Given exercise
Please write out the material below exactly as given.

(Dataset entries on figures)

==================================================

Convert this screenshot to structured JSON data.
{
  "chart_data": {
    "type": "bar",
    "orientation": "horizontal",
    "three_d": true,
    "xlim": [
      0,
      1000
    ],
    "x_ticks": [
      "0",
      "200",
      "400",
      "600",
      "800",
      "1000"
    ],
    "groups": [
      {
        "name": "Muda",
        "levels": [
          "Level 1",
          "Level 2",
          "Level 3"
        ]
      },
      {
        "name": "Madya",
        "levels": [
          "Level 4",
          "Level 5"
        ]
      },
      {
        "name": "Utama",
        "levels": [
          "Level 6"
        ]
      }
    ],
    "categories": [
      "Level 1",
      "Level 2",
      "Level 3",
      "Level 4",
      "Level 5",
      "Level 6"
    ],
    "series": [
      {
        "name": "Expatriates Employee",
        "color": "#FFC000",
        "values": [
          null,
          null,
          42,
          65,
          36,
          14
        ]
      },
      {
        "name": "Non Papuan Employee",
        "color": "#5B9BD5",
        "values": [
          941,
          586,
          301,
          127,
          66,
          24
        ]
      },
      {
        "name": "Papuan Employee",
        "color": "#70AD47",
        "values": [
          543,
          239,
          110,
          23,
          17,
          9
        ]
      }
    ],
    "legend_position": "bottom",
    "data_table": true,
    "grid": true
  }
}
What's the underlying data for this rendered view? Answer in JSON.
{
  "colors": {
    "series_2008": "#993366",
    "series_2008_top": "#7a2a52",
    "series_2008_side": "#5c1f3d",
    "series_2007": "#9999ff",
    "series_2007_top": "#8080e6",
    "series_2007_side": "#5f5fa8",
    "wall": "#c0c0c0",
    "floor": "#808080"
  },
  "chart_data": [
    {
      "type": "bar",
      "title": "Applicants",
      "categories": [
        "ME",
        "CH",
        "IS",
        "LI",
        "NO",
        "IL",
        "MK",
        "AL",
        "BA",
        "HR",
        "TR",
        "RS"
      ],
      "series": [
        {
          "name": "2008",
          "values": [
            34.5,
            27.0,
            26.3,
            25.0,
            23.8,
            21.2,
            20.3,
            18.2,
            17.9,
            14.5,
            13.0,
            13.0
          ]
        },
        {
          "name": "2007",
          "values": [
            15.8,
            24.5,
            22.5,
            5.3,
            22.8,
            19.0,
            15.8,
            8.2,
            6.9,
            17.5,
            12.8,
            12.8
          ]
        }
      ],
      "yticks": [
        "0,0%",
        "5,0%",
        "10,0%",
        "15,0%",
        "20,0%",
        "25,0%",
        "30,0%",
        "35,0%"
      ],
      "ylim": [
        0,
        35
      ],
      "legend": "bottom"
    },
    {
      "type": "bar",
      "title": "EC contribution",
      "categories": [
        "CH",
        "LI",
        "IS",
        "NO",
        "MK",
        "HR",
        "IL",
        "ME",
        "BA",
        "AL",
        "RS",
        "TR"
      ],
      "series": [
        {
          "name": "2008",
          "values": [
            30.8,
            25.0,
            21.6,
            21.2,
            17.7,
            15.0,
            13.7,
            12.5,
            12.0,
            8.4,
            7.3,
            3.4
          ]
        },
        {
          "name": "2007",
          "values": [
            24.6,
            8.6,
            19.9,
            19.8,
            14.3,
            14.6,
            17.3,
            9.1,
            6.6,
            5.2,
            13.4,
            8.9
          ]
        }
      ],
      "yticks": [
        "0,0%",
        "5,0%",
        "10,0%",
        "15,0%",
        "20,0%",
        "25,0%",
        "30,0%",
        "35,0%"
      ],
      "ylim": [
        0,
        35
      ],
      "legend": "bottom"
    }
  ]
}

==================================================

Response to the exercise
Convert this screenshot to structured JSON data.
{
  "chart_data": {
    "type": "bar",
    "orientation": "horizontal",
    "three_d": true,
    "xlim": [
      0,
      1000
    ],
    "x_ticks": [
      "0",
      "200",
      "400",
      "600",
      "800",
      "1000"
    ],
    "groups": [
      {
        "name": "Muda",
        "levels": [
          "Level 1",
          "Level 2",
          "Level 3"
        ]
      },
      {
        "name": "Madya",
        "levels": [
          "Level 4",
          "Level 5"
        ]
      },
      {
        "name": "Utama",
        "levels": [
          "Level 6"
        ]
      }
    ],
    "categories": [
      "Level 1",
      "Level 2",
      "Level 3",
      "Level 4",
      "Level 5",
      "Level 6"
    ],
    "series": [
      {
        "name": "Expatriates Employee",
        "color": "#FFC000",
        "values": [
          null,
          null,
          42,
          65,
          36,
          14
        ]
      },
      {
        "name": "Non Papuan Employee",
        "color": "#5B9BD5",
        "values": [
          941,
          586,
          301,
          127,
          66,
          24
        ]
      },
      {
        "name": "Papuan Employee",
        "color": "#70AD47",
        "values": [
          543,
          239,
          110,
          23,
          17,
          9
        ]
      }
    ],
    "legend_position": "bottom",
    "data_table": true,
    "grid": true
  }
}
What's the underlying data for this rendered view? Answer in JSON.
{
  "colors": {
    "series_2008": "#993366",
    "series_2008_top": "#7a2a52",
    "series_2008_side": "#5c1f3d",
    "series_2007": "#9999ff",
    "series_2007_top": "#8080e6",
    "series_2007_side": "#5f5fa8",
    "wall": "#c0c0c0",
    "floor": "#808080"
  },
  "chart_data": [
    {
      "type": "bar",
      "title": "Applicants",
      "categories": [
        "ME",
        "CH",
        "IS",
        "LI",
        "NO",
        "IL",
        "MK",
        "AL",
        "BA",
        "HR",
        "TR",
        "RS"
      ],
      "series": [
        {
          "name": "2008",
          "values": [
            34.5,
            27.0,
            26.3,
            25.0,
            23.8,
            21.2,
            20.3,
            18.2,
            17.9,
            14.5,
            13.0,
            13.0
          ]
        },
        {
          "name": "2007",
          "values": [
            15.8,
            24.5,
            22.5,
            5.3,
            22.8,
            19.0,
            15.8,
            8.2,
            6.9,
            17.5,
            12.8,
            12.8
          ]
        }
      ],
      "yticks": [
        "0,0%",
        "5,0%",
        "10,0%",
        "15,0%",
        "20,0%",
        "25,0%",
        "30,0%",
        "35,0%"
      ],
      "ylim": [
        0,
        35
      ],
      "legend": "bottom"
    },
    {
      "type": "bar",
      "title": "EC contribution",
      "categories": [
        "CH",
        "LI",
        "IS",
        "NO",
        "MK",
        "HR",
        "IL",
        "ME",
        "BA",
        "AL",
        "RS",
        "TR"
      ],
      "series": [
        {
          "name": "2008",
          "values": [
            30.8,
            25.0,
            21.6,
            21.2,
            17.7,
            15.0,
            13.7,
            12.5,
            12.0,
            8.4,
            7.3,
            3.4
          ]
        },
        {
          "name": "2007",
          "values": [
            24.6,
            8.6,
            19.9,
            19.8,
            14.3,
            14.6,
            17.3,
            9.1,
            6.6,
            5.2,
            13.4,
            8.9
          ]
        }
      ],
      "yticks": [
        "0,0%",
        "5,0%",
        "10,0%",
        "15,0%",
        "20,0%",
        "25,0%",
        "30,0%",
        "35,0%"
      ],
      "ylim": [
        0,
        35
      ],
      "legend": "bottom"
    }
  ]
}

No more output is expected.